WHAT TO DO: Write out the records word for word, with no pictures.

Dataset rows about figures
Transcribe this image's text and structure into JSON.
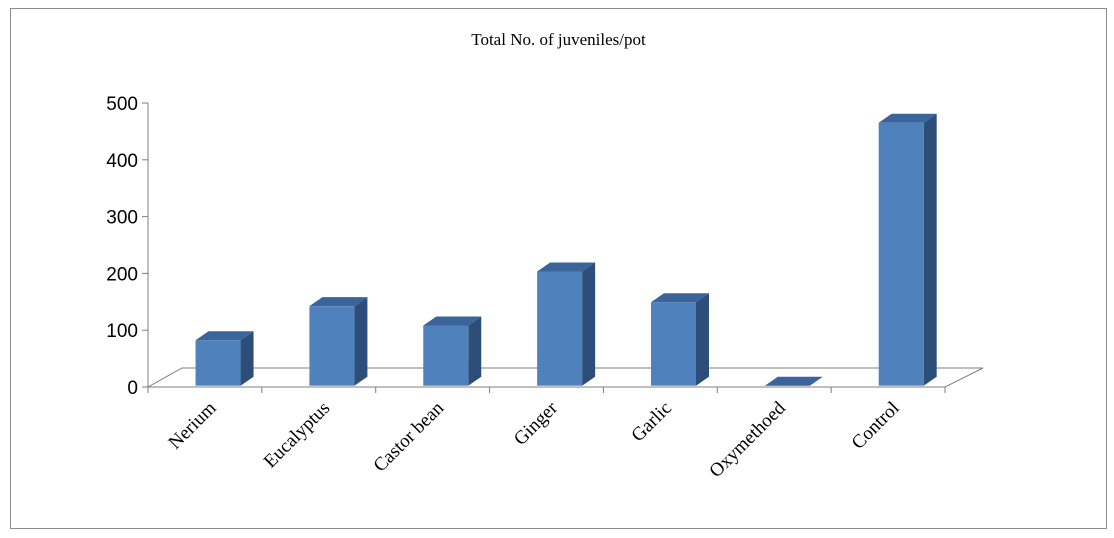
{
  "chart_data": {
    "type": "bar",
    "title": "Total No. of juveniles/pot",
    "categories": [
      "Nerium",
      "Eucalyptus",
      "Castor bean",
      "Ginger",
      "Garlic",
      "Oxymethoed",
      "Control"
    ],
    "values": [
      80,
      140,
      106,
      201,
      147,
      0,
      463
    ],
    "ylim": [
      0,
      500
    ],
    "yticks": [
      "0",
      "100",
      "200",
      "300",
      "400",
      "500"
    ],
    "xlabel": "",
    "ylabel": "",
    "grid": false,
    "legend": "none",
    "style": "3d-column",
    "colors": {
      "front": "#4F81BD",
      "side": "#2E4E7A",
      "top": "#3B649A"
    }
  }
}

REPLY:
Transcribe this image's text and structure into JSON.
{
  "chart_data": {
    "type": "bar",
    "title": "Total No. of juveniles/pot",
    "categories": [
      "Nerium",
      "Eucalyptus",
      "Castor bean",
      "Ginger",
      "Garlic",
      "Oxymethoed",
      "Control"
    ],
    "values": [
      80,
      140,
      106,
      201,
      147,
      0,
      463
    ],
    "ylim": [
      0,
      500
    ],
    "yticks": [
      "0",
      "100",
      "200",
      "300",
      "400",
      "500"
    ],
    "xlabel": "",
    "ylabel": "",
    "grid": false,
    "legend": "none",
    "style": "3d-column",
    "colors": {
      "front": "#4F81BD",
      "side": "#2E4E7A",
      "top": "#3B649A"
    }
  }
}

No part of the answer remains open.